GIVEN RECORDS:
* * *

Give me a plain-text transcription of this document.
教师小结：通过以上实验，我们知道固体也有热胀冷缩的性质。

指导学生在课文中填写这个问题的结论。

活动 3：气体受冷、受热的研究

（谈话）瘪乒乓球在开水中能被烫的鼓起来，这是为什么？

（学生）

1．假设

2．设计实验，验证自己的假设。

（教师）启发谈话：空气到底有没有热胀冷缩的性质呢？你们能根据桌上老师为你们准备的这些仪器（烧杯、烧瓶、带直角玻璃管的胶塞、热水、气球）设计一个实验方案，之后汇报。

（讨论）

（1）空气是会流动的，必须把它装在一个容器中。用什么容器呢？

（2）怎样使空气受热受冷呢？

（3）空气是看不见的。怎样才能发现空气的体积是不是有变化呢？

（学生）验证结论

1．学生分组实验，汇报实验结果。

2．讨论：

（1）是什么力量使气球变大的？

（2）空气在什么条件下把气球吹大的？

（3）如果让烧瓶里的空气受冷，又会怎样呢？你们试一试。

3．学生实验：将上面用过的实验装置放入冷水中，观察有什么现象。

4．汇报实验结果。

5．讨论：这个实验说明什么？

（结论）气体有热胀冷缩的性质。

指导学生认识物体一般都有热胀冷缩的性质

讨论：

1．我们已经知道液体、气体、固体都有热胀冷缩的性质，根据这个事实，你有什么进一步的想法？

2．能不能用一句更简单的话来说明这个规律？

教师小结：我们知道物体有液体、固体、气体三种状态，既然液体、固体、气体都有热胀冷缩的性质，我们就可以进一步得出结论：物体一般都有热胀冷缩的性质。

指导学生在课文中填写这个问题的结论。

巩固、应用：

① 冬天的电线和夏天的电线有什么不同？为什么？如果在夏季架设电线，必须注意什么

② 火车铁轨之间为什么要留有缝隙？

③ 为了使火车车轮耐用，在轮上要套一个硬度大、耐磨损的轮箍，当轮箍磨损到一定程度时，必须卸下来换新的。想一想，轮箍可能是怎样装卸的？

* * *

TO BE DONE:
Word for word, restate all of the data shown above.

FINAL RESULT:
Give me a plain-text transcription of this document.
教师小结：通过以上实验，我们知道固体也有热胀冷缩的性质。

指导学生在课文中填写这个问题的结论。

活动 3：气体受冷、受热的研究

（谈话）瘪乒乓球在开水中能被烫的鼓起来，这是为什么？

（学生）

1．假设

2．设计实验，验证自己的假设。

（教师）启发谈话：空气到底有没有热胀冷缩的性质呢？你们能根据桌上老师为你们准备的这些仪器（烧杯、烧瓶、带直角玻璃管的胶塞、热水、气球）设计一个实验方案，之后汇报。

（讨论）

（1）空气是会流动的，必须把它装在一个容器中。用什么容器呢？

（2）怎样使空气受热受冷呢？

（3）空气是看不见的。怎样才能发现空气的体积是不是有变化呢？

（学生）验证结论

1．学生分组实验，汇报实验结果。

2．讨论：

（1）是什么力量使气球变大的？

（2）空气在什么条件下把气球吹大的？

（3）如果让烧瓶里的空气受冷，又会怎样呢？你们试一试。

3．学生实验：将上面用过的实验装置放入冷水中，观察有什么现象。

4．汇报实验结果。

5．讨论：这个实验说明什么？

（结论）气体有热胀冷缩的性质。

指导学生认识物体一般都有热胀冷缩的性质

讨论：

1．我们已经知道液体、气体、固体都有热胀冷缩的性质，根据这个事实，你有什么进一步的想法？

2．能不能用一句更简单的话来说明这个规律？

教师小结：我们知道物体有液体、固体、气体三种状态，既然液体、固体、气体都有热胀冷缩的性质，我们就可以进一步得出结论：物体一般都有热胀冷缩的性质。

指导学生在课文中填写这个问题的结论。

巩固、应用：

① 冬天的电线和夏天的电线有什么不同？为什么？如果在夏季架设电线，必须注意什么

② 火车铁轨之间为什么要留有缝隙？

③ 为了使火车车轮耐用，在轮上要套一个硬度大、耐磨损的轮箍，当轮箍磨损到一定程度时，必须卸下来换新的。想一想，轮箍可能是怎样装卸的？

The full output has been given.